Exercise requirements:
Copy out each line of the material below that holds the string "SRMTID".
§ §
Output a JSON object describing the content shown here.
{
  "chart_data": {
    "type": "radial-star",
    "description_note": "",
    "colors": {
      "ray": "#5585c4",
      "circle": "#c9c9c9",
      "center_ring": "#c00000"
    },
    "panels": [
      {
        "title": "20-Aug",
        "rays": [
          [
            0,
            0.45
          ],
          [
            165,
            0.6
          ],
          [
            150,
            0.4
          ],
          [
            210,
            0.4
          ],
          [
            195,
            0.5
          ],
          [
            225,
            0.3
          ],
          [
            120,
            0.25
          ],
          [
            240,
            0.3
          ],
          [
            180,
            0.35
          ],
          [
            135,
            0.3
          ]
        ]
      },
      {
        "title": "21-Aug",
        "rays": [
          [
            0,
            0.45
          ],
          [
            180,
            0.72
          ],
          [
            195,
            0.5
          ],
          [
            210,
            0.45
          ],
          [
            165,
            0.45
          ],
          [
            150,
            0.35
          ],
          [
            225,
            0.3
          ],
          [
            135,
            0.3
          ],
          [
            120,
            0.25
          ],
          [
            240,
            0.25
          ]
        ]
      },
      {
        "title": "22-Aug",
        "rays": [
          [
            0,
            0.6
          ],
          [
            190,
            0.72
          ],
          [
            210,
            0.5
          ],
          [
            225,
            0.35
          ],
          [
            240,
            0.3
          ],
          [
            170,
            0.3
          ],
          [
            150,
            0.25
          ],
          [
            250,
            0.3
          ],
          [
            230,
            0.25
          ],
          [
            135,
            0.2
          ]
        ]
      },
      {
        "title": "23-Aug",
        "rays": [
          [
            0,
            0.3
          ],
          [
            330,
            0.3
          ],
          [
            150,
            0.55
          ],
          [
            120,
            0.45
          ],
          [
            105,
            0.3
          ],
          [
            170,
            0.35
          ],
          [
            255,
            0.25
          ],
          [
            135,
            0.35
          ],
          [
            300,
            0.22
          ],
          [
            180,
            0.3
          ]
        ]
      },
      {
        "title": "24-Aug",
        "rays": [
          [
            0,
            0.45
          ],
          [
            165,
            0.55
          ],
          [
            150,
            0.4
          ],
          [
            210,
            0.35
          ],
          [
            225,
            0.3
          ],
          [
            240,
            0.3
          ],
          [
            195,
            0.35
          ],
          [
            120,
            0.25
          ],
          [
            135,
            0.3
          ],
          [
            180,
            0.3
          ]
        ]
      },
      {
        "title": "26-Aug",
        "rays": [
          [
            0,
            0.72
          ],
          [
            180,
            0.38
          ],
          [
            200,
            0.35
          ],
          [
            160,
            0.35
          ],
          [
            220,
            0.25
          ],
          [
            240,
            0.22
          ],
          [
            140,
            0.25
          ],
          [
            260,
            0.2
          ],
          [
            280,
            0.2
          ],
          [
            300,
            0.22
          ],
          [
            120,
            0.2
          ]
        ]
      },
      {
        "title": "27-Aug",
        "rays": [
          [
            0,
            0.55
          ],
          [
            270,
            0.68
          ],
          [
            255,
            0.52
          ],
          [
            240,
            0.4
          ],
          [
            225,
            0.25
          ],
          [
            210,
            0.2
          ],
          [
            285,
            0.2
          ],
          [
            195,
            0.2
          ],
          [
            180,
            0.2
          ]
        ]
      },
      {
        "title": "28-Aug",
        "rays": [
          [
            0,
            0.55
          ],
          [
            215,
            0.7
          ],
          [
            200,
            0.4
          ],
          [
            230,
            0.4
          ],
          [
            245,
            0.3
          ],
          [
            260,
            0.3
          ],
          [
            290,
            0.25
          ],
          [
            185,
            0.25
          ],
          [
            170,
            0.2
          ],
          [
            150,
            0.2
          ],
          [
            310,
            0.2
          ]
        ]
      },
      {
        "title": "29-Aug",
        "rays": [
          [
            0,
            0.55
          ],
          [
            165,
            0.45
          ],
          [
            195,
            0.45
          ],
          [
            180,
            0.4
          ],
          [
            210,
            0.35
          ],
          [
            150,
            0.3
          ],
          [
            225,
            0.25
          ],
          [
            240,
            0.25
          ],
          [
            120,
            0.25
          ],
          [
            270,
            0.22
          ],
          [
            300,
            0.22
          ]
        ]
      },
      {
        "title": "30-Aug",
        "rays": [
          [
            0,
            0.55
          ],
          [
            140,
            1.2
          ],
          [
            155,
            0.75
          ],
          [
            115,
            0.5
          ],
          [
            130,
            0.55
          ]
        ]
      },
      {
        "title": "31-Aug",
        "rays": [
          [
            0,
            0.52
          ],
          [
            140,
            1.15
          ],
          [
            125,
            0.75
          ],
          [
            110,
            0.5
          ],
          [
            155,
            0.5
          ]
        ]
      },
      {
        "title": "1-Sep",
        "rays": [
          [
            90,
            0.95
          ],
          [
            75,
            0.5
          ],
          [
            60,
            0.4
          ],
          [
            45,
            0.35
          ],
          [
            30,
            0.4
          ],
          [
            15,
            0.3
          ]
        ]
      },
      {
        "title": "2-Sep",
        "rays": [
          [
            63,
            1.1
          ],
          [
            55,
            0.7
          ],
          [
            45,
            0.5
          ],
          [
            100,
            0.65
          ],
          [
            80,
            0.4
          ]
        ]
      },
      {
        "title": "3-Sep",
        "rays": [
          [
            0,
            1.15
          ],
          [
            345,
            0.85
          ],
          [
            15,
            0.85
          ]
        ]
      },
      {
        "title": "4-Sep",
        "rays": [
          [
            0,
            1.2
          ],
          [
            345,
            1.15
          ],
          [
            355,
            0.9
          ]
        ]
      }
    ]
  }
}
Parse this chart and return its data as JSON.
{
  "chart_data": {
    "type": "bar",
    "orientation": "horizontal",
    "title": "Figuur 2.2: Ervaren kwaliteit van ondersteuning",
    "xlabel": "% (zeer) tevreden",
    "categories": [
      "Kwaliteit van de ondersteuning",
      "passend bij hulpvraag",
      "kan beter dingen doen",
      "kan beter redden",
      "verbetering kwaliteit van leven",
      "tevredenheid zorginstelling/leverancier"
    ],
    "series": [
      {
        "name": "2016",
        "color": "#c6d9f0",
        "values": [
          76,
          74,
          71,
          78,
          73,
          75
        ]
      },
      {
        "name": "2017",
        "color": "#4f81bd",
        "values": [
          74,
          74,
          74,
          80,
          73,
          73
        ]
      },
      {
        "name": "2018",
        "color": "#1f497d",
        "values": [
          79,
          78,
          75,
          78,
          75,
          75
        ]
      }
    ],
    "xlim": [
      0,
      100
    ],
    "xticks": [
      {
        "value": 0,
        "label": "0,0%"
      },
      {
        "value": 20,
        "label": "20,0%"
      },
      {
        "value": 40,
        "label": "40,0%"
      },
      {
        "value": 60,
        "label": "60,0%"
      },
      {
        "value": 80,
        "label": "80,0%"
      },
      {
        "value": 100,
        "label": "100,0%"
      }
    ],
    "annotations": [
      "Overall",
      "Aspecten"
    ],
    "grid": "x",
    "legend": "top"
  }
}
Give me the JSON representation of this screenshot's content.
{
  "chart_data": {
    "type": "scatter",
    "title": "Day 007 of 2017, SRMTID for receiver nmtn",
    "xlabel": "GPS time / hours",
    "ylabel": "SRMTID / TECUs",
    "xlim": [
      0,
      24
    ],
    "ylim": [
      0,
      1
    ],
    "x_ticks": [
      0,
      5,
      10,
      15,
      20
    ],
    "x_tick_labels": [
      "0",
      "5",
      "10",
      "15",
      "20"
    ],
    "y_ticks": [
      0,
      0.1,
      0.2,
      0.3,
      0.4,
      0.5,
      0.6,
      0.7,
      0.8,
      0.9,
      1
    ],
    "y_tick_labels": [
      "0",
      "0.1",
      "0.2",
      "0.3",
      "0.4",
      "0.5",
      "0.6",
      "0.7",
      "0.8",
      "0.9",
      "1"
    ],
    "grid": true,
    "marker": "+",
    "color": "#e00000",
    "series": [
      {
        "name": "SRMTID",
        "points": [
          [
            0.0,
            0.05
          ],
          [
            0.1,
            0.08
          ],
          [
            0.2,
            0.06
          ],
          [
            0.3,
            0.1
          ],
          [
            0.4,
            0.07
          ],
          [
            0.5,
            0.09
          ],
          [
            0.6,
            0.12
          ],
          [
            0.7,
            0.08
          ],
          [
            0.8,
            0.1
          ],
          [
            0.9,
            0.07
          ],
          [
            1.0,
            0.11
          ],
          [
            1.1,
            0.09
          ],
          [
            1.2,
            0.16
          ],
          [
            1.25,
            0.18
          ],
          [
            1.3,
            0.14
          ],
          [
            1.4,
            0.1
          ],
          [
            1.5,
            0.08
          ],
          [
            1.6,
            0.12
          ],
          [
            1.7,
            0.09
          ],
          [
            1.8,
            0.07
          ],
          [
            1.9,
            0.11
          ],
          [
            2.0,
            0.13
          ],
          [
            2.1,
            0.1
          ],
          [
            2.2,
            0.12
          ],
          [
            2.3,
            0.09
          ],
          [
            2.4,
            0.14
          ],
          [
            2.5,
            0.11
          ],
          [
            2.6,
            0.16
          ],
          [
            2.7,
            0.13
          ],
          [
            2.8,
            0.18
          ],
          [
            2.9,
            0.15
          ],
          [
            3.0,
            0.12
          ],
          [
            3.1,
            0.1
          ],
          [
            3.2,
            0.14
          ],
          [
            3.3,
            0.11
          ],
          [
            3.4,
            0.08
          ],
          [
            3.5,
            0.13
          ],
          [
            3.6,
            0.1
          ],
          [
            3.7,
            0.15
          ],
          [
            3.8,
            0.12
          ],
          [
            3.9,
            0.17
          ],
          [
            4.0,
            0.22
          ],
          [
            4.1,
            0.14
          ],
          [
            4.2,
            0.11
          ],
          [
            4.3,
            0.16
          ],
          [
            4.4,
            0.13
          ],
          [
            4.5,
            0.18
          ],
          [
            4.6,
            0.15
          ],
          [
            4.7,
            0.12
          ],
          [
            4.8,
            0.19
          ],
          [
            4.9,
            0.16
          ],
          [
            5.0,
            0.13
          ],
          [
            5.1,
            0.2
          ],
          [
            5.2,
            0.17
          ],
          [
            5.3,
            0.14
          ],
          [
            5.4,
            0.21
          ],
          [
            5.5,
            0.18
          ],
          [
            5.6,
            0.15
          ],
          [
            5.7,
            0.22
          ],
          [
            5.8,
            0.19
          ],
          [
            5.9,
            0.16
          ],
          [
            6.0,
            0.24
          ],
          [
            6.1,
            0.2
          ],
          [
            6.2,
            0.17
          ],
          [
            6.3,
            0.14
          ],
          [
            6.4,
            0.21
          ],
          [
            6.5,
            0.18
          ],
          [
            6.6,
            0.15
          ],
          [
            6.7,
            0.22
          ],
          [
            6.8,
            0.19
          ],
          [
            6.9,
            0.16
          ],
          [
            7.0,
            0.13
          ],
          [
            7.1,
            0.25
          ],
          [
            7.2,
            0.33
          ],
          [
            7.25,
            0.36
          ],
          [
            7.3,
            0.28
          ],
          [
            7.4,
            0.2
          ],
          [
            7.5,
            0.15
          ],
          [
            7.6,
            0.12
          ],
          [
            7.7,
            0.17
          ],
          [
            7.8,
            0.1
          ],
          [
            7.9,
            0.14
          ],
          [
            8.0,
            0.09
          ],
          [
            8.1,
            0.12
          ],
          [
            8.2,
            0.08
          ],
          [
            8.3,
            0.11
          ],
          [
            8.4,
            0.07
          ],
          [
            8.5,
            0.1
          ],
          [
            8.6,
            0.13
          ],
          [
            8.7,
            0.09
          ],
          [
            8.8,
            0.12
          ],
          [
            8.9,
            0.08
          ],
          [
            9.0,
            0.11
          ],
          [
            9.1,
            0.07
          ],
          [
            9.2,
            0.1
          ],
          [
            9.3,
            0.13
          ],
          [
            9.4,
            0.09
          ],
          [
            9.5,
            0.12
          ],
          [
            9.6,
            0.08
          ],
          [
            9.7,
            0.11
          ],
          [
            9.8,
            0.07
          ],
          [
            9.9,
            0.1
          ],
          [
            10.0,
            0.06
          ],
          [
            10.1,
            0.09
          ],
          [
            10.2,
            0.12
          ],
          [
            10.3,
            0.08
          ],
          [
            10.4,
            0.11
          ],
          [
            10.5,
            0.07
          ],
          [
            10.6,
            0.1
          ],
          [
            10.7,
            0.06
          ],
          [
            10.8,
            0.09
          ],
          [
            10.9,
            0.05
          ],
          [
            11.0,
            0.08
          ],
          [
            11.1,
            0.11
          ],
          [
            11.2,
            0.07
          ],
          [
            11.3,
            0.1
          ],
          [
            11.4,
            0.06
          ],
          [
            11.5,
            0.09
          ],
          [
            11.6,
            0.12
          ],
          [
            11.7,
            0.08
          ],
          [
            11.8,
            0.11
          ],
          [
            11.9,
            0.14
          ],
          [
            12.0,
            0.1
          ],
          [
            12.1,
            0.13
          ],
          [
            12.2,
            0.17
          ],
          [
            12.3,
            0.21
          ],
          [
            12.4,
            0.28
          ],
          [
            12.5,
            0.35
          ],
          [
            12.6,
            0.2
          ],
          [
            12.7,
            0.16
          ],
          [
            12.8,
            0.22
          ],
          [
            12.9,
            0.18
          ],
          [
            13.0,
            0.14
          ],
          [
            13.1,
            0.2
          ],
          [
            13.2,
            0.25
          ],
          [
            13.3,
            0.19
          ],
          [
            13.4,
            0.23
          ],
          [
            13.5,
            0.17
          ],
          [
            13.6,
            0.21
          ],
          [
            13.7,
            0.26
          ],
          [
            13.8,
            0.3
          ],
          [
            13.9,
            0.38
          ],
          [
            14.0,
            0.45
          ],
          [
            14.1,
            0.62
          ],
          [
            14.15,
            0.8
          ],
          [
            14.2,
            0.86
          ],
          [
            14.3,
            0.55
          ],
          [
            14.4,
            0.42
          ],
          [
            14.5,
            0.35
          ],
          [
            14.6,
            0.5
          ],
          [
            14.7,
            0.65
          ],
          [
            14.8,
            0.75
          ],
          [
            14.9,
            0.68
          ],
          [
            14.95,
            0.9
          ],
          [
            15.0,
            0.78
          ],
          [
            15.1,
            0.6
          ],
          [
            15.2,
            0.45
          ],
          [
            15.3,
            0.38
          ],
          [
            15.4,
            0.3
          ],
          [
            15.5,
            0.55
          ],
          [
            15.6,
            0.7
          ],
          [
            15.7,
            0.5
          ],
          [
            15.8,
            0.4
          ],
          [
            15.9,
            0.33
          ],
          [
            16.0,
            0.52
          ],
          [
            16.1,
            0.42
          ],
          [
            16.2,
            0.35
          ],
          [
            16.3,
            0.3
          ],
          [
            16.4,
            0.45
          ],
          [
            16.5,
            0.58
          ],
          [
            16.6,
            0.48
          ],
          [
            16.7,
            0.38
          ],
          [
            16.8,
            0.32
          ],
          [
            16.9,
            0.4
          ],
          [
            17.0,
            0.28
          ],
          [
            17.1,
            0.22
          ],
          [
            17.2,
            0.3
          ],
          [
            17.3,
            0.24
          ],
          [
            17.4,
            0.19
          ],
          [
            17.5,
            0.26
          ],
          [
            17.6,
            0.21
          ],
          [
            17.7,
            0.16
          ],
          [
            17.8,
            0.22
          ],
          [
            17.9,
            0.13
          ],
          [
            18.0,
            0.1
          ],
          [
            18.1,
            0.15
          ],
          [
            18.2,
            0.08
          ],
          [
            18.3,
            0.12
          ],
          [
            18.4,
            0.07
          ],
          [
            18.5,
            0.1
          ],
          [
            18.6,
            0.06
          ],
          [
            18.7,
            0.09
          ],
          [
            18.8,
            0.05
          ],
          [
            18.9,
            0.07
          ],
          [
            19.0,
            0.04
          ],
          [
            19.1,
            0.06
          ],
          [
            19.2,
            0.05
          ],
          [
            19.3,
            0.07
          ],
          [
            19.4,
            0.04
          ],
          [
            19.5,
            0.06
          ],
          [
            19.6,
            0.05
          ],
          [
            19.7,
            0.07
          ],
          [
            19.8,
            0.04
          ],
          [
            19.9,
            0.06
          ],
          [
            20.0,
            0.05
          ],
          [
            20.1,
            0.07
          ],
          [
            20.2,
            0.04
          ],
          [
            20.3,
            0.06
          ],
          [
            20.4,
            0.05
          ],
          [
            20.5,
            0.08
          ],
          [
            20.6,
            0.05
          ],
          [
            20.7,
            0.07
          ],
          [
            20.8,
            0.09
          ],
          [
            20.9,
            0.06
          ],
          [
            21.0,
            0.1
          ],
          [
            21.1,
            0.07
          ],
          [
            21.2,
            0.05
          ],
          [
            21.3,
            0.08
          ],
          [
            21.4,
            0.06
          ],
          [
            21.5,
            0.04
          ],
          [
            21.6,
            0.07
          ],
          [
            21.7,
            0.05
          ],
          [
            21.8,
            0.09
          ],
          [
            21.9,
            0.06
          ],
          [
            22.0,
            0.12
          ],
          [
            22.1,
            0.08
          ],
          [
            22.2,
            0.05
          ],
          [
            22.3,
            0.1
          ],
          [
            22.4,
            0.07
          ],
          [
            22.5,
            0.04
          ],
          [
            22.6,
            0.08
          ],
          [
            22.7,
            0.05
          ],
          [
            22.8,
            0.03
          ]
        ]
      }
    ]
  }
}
§ §
Complete response:
    "title": "Day 007 of 2017, SRMTID for receiver nmtn",
    "ylabel": "SRMTID / TECUs",
        "name": "SRMTID",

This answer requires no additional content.